··· Input material ···
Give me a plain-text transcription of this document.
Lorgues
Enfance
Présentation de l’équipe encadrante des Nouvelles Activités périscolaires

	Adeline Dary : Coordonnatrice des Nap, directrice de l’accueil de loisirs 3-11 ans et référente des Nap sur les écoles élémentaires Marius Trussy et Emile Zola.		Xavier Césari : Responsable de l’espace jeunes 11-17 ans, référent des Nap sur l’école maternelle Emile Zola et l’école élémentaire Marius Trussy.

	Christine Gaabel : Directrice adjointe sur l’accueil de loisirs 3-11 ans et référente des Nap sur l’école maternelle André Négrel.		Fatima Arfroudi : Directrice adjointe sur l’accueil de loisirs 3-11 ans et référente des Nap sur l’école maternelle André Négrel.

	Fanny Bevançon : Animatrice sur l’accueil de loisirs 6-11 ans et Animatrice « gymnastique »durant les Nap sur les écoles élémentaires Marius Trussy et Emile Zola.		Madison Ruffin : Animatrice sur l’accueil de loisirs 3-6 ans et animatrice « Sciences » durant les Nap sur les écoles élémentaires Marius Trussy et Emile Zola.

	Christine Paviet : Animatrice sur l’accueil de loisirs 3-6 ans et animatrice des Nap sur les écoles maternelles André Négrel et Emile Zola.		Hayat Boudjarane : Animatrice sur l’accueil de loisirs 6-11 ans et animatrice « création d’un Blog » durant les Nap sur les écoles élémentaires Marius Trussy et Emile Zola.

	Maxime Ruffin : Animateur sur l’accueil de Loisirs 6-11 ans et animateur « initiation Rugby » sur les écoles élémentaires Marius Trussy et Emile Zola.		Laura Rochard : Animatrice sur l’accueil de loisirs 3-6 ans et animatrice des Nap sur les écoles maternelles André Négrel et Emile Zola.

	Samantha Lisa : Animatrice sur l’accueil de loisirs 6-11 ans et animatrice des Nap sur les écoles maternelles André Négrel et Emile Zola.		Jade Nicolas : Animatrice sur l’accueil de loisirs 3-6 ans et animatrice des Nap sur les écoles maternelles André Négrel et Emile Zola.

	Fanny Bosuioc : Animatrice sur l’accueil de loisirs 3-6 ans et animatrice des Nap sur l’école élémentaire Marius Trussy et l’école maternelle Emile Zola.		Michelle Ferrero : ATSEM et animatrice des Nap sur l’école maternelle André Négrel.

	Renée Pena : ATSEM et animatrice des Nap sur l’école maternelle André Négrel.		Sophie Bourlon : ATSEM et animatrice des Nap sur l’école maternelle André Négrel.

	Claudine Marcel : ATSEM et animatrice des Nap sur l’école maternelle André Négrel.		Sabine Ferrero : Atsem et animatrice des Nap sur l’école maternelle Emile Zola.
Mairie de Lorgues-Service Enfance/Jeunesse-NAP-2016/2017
···
**Set task**
Take the lines above and print them exactly.

**Final result**
Give me a plain-text transcription of this document.
Lorgues
Enfance
Présentation de l’équipe encadrante des Nouvelles Activités périscolaires

	Adeline Dary : Coordonnatrice des Nap, directrice de l’accueil de loisirs 3-11 ans et référente des Nap sur les écoles élémentaires Marius Trussy et Emile Zola.		Xavier Césari : Responsable de l’espace jeunes 11-17 ans, référent des Nap sur l’école maternelle Emile Zola et l’école élémentaire Marius Trussy.

	Christine Gaabel : Directrice adjointe sur l’accueil de loisirs 3-11 ans et référente des Nap sur l’école maternelle André Négrel.		Fatima Arfroudi : Directrice adjointe sur l’accueil de loisirs 3-11 ans et référente des Nap sur l’école maternelle André Négrel.

	Fanny Bevançon : Animatrice sur l’accueil de loisirs 6-11 ans et Animatrice « gymnastique »durant les Nap sur les écoles élémentaires Marius Trussy et Emile Zola.		Madison Ruffin : Animatrice sur l’accueil de loisirs 3-6 ans et animatrice « Sciences » durant les Nap sur les écoles élémentaires Marius Trussy et Emile Zola.

	Christine Paviet : Animatrice sur l’accueil de loisirs 3-6 ans et animatrice des Nap sur les écoles maternelles André Négrel et Emile Zola.		Hayat Boudjarane : Animatrice sur l’accueil de loisirs 6-11 ans et animatrice « création d’un Blog » durant les Nap sur les écoles élémentaires Marius Trussy et Emile Zola.

	Maxime Ruffin : Animateur sur l’accueil de Loisirs 6-11 ans et animateur « initiation Rugby » sur les écoles élémentaires Marius Trussy et Emile Zola.		Laura Rochard : Animatrice sur l’accueil de loisirs 3-6 ans et animatrice des Nap sur les écoles maternelles André Négrel et Emile Zola.

	Samantha Lisa : Animatrice sur l’accueil de loisirs 6-11 ans et animatrice des Nap sur les écoles maternelles André Négrel et Emile Zola.		Jade Nicolas : Animatrice sur l’accueil de loisirs 3-6 ans et animatrice des Nap sur les écoles maternelles André Négrel et Emile Zola.

	Fanny Bosuioc : Animatrice sur l’accueil de loisirs 3-6 ans et animatrice des Nap sur l’école élémentaire Marius Trussy et l’école maternelle Emile Zola.		Michelle Ferrero : ATSEM et animatrice des Nap sur l’école maternelle André Négrel.

	Renée Pena : ATSEM et animatrice des Nap sur l’école maternelle André Négrel.		Sophie Bourlon : ATSEM et animatrice des Nap sur l’école maternelle André Négrel.

	Claudine Marcel : ATSEM et animatrice des Nap sur l’école maternelle André Négrel.		Sabine Ferrero : Atsem et animatrice des Nap sur l’école maternelle Emile Zola.
Mairie de Lorgues-Service Enfance/Jeunesse-NAP-2016/2017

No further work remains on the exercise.